— SHORT TASK —
The records should be written out in full, with nothing altered.
## start THE INPUT
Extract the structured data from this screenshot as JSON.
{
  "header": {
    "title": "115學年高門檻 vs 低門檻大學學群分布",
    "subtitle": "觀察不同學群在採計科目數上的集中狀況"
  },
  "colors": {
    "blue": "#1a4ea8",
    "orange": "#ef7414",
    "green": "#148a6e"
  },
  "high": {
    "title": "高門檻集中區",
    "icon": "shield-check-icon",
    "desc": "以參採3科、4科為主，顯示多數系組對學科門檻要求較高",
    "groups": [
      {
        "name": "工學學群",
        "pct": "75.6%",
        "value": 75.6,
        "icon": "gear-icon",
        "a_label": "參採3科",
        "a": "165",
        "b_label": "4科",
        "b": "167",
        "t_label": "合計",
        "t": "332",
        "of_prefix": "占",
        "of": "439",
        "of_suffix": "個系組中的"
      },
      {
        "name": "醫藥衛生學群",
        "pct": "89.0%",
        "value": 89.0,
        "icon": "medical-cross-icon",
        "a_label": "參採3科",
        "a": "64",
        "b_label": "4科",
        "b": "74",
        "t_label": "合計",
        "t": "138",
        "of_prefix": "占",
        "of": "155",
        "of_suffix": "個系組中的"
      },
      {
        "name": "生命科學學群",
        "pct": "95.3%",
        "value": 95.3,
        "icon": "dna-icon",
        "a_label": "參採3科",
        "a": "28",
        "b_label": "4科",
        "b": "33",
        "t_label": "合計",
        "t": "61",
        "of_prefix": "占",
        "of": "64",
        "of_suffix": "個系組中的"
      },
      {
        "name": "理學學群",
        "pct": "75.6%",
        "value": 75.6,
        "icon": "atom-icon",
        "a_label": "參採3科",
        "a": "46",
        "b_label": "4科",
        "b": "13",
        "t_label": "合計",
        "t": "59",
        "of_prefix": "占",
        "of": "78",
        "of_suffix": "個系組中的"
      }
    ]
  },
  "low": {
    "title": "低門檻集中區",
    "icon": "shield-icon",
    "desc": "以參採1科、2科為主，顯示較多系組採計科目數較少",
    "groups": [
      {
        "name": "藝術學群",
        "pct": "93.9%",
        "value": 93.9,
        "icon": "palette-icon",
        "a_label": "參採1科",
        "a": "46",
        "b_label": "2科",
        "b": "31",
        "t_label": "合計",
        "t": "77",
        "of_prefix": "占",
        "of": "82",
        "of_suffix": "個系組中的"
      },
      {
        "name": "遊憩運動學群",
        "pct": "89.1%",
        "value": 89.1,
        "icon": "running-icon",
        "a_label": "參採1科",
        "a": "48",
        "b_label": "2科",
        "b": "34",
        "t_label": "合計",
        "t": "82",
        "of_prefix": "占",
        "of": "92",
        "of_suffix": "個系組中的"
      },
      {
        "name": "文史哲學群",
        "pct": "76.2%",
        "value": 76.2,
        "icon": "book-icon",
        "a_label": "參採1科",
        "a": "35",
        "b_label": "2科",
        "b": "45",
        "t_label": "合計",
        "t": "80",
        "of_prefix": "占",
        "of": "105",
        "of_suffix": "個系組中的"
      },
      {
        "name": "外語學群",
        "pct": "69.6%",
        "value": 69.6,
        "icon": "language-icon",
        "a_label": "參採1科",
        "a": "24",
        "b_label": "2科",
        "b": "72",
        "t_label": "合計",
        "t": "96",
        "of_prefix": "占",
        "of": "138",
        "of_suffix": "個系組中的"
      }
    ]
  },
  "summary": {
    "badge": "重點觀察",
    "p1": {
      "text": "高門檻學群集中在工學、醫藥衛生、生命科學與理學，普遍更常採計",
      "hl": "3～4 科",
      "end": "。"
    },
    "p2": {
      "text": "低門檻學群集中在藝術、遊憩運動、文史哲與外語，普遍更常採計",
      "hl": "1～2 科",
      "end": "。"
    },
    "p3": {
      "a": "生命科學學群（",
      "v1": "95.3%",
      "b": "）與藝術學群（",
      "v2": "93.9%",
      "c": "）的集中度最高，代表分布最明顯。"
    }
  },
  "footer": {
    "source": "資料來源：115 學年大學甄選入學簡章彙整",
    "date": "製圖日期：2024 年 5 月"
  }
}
## end THE INPUT
— WRITTEN SOLUTION —
Extract the structured data from this screenshot as JSON.
{
  "header": {
    "title": "115學年高門檻 vs 低門檻大學學群分布",
    "subtitle": "觀察不同學群在採計科目數上的集中狀況"
  },
  "colors": {
    "blue": "#1a4ea8",
    "orange": "#ef7414",
    "green": "#148a6e"
  },
  "high": {
    "title": "高門檻集中區",
    "icon": "shield-check-icon",
    "desc": "以參採3科、4科為主，顯示多數系組對學科門檻要求較高",
    "groups": [
      {
        "name": "工學學群",
        "pct": "75.6%",
        "value": 75.6,
        "icon": "gear-icon",
        "a_label": "參採3科",
        "a": "165",
        "b_label": "4科",
        "b": "167",
        "t_label": "合計",
        "t": "332",
        "of_prefix": "占",
        "of": "439",
        "of_suffix": "個系組中的"
      },
      {
        "name": "醫藥衛生學群",
        "pct": "89.0%",
        "value": 89.0,
        "icon": "medical-cross-icon",
        "a_label": "參採3科",
        "a": "64",
        "b_label": "4科",
        "b": "74",
        "t_label": "合計",
        "t": "138",
        "of_prefix": "占",
        "of": "155",
        "of_suffix": "個系組中的"
      },
      {
        "name": "生命科學學群",
        "pct": "95.3%",
        "value": 95.3,
        "icon": "dna-icon",
        "a_label": "參採3科",
        "a": "28",
        "b_label": "4科",
        "b": "33",
        "t_label": "合計",
        "t": "61",
        "of_prefix": "占",
        "of": "64",
        "of_suffix": "個系組中的"
      },
      {
        "name": "理學學群",
        "pct": "75.6%",
        "value": 75.6,
        "icon": "atom-icon",
        "a_label": "參採3科",
        "a": "46",
        "b_label": "4科",
        "b": "13",
        "t_label": "合計",
        "t": "59",
        "of_prefix": "占",
        "of": "78",
        "of_suffix": "個系組中的"
      }
    ]
  },
  "low": {
    "title": "低門檻集中區",
    "icon": "shield-icon",
    "desc": "以參採1科、2科為主，顯示較多系組採計科目數較少",
    "groups": [
      {
        "name": "藝術學群",
        "pct": "93.9%",
        "value": 93.9,
        "icon": "palette-icon",
        "a_label": "參採1科",
        "a": "46",
        "b_label": "2科",
        "b": "31",
        "t_label": "合計",
        "t": "77",
        "of_prefix": "占",
        "of": "82",
        "of_suffix": "個系組中的"
      },
      {
        "name": "遊憩運動學群",
        "pct": "89.1%",
        "value": 89.1,
        "icon": "running-icon",
        "a_label": "參採1科",
        "a": "48",
        "b_label": "2科",
        "b": "34",
        "t_label": "合計",
        "t": "82",
        "of_prefix": "占",
        "of": "92",
        "of_suffix": "個系組中的"
      },
      {
        "name": "文史哲學群",
        "pct": "76.2%",
        "value": 76.2,
        "icon": "book-icon",
        "a_label": "參採1科",
        "a": "35",
        "b_label": "2科",
        "b": "45",
        "t_label": "合計",
        "t": "80",
        "of_prefix": "占",
        "of": "105",
        "of_suffix": "個系組中的"
      },
      {
        "name": "外語學群",
        "pct": "69.6%",
        "value": 69.6,
        "icon": "language-icon",
        "a_label": "參採1科",
        "a": "24",
        "b_label": "2科",
        "b": "72",
        "t_label": "合計",
        "t": "96",
        "of_prefix": "占",
        "of": "138",
        "of_suffix": "個系組中的"
      }
    ]
  },
  "summary": {
    "badge": "重點觀察",
    "p1": {
      "text": "高門檻學群集中在工學、醫藥衛生、生命科學與理學，普遍更常採計",
      "hl": "3～4 科",
      "end": "。"
    },
    "p2": {
      "text": "低門檻學群集中在藝術、遊憩運動、文史哲與外語，普遍更常採計",
      "hl": "1～2 科",
      "end": "。"
    },
    "p3": {
      "a": "生命科學學群（",
      "v1": "95.3%",
      "b": "）與藝術學群（",
      "v2": "93.9%",
      "c": "）的集中度最高，代表分布最明顯。"
    }
  },
  "footer": {
    "source": "資料來源：115 學年大學甄選入學簡章彙整",
    "date": "製圖日期：2024 年 5 月"
  }
}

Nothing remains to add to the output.